(INSTRUCTIONS TO FOLLOW):
Extract each line of the material that follows exactly and omit its pictures.

— start SUPPLIED RECORDS —

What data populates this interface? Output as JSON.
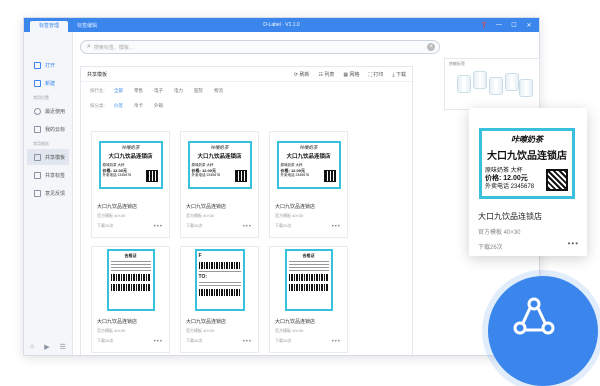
{
  "window": {
    "title": "D-Label · V1.1.0",
    "tabs": [
      "标签管理",
      "标签编辑"
    ]
  },
  "sidebar": {
    "items": [
      {
        "label": "打开",
        "style": "blue"
      },
      {
        "label": "新建",
        "style": "blue"
      }
    ],
    "section1": "常用位置",
    "items2": [
      {
        "label": "最近使用"
      },
      {
        "label": "我的云标"
      }
    ],
    "section2": "常用服务",
    "items3": [
      {
        "label": "共享模板",
        "active": true
      },
      {
        "label": "共享标签"
      },
      {
        "label": "意见反馈"
      }
    ]
  },
  "search": {
    "placeholder": "搜索标签、模板..."
  },
  "panel": {
    "title": "共享模板",
    "tools": [
      "⟳ 刷新",
      "☷ 列表",
      "▦ 网格",
      "⛶ 打印",
      "⤓ 下载"
    ],
    "filter1": {
      "label": "按行业:",
      "options": [
        "全部",
        "零售",
        "电子",
        "电力",
        "医院",
        "物流"
      ],
      "selected": 0
    },
    "filter2": {
      "label": "按分类:",
      "options": [
        "价签",
        "吊卡",
        "外箱"
      ],
      "selected": 0
    }
  },
  "cards": [
    {
      "name": "大口九饮品连锁店",
      "meta": "官方模板 40×30",
      "downloads": "下载26次"
    },
    {
      "name": "大口九饮品连锁店",
      "meta": "官方模板 40×30",
      "downloads": "下载26次"
    },
    {
      "name": "大口九饮品连锁店",
      "meta": "官方模板 40×30",
      "downloads": "下载26次"
    },
    {
      "name": "大口九饮品连锁店",
      "meta": "官方模板 40×30",
      "downloads": "下载26次"
    },
    {
      "name": "大口九饮品连锁店",
      "meta": "官方模板 40×30",
      "downloads": "下载26次"
    },
    {
      "name": "大口九饮品连锁店",
      "meta": "官方模板 40×30",
      "downloads": "下载26次"
    }
  ],
  "label": {
    "brand": "咔嚓奶茶",
    "store": "大口九饮品连锁店",
    "row1": "原味奶茶 大杯",
    "row2": "价格: 12.00元",
    "row3": "外卖电话 2345678"
  },
  "ship_label": {
    "title": "合格证",
    "big": "F",
    "to": "TO:"
  },
  "preview_area": {
    "title": "热敏标签"
  },
  "popup": {
    "name": "大口九饮品连锁店",
    "meta": "官方模板 40×30",
    "downloads": "下载26次"
  },
  "colors": {
    "accent": "#3a86ec",
    "label_border": "#39c0dc"
  },
  "icons": {
    "share": "share-icon"
  }
}
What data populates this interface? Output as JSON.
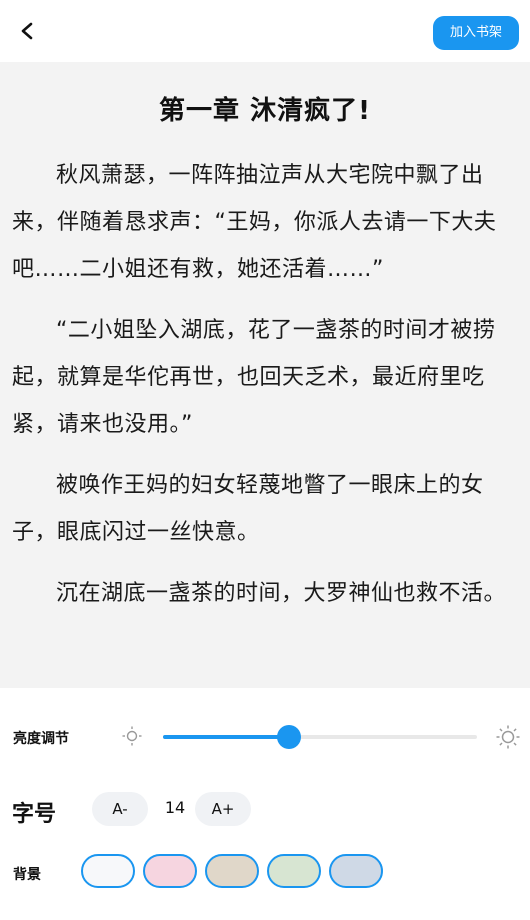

— end SUPPLIED RECORDS —

(WRITTEN RESPONSE):
What data populates this interface? Output as JSON.
{
  "window": {
    "title": "D-Label · V1.1.0",
    "tabs": [
      "标签管理",
      "标签编辑"
    ]
  },
  "sidebar": {
    "items": [
      {
        "label": "打开",
        "style": "blue"
      },
      {
        "label": "新建",
        "style": "blue"
      }
    ],
    "section1": "常用位置",
    "items2": [
      {
        "label": "最近使用"
      },
      {
        "label": "我的云标"
      }
    ],
    "section2": "常用服务",
    "items3": [
      {
        "label": "共享模板",
        "active": true
      },
      {
        "label": "共享标签"
      },
      {
        "label": "意见反馈"
      }
    ]
  },
  "search": {
    "placeholder": "搜索标签、模板..."
  },
  "panel": {
    "title": "共享模板",
    "tools": [
      "⟳ 刷新",
      "☷ 列表",
      "▦ 网格",
      "⛶ 打印",
      "⤓ 下载"
    ],
    "filter1": {
      "label": "按行业:",
      "options": [
        "全部",
        "零售",
        "电子",
        "电力",
        "医院",
        "物流"
      ],
      "selected": 0
    },
    "filter2": {
      "label": "按分类:",
      "options": [
        "价签",
        "吊卡",
        "外箱"
      ],
      "selected": 0
    }
  },
  "cards": [
    {
      "name": "大口九饮品连锁店",
      "meta": "官方模板 40×30",
      "downloads": "下载26次"
    },
    {
      "name": "大口九饮品连锁店",
      "meta": "官方模板 40×30",
      "downloads": "下载26次"
    },
    {
      "name": "大口九饮品连锁店",
      "meta": "官方模板 40×30",
      "downloads": "下载26次"
    },
    {
      "name": "大口九饮品连锁店",
      "meta": "官方模板 40×30",
      "downloads": "下载26次"
    },
    {
      "name": "大口九饮品连锁店",
      "meta": "官方模板 40×30",
      "downloads": "下载26次"
    },
    {
      "name": "大口九饮品连锁店",
      "meta": "官方模板 40×30",
      "downloads": "下载26次"
    }
  ],
  "label": {
    "brand": "咔嚓奶茶",
    "store": "大口九饮品连锁店",
    "row1": "原味奶茶 大杯",
    "row2": "价格: 12.00元",
    "row3": "外卖电话 2345678"
  },
  "ship_label": {
    "title": "合格证",
    "big": "F",
    "to": "TO:"
  },
  "preview_area": {
    "title": "热敏标签"
  },
  "popup": {
    "name": "大口九饮品连锁店",
    "meta": "官方模板 40×30",
    "downloads": "下载26次"
  },
  "colors": {
    "accent": "#3a86ec",
    "label_border": "#39c0dc"
  },
  "icons": {
    "share": "share-icon"
  }
}
What data populates this interface? Output as JSON.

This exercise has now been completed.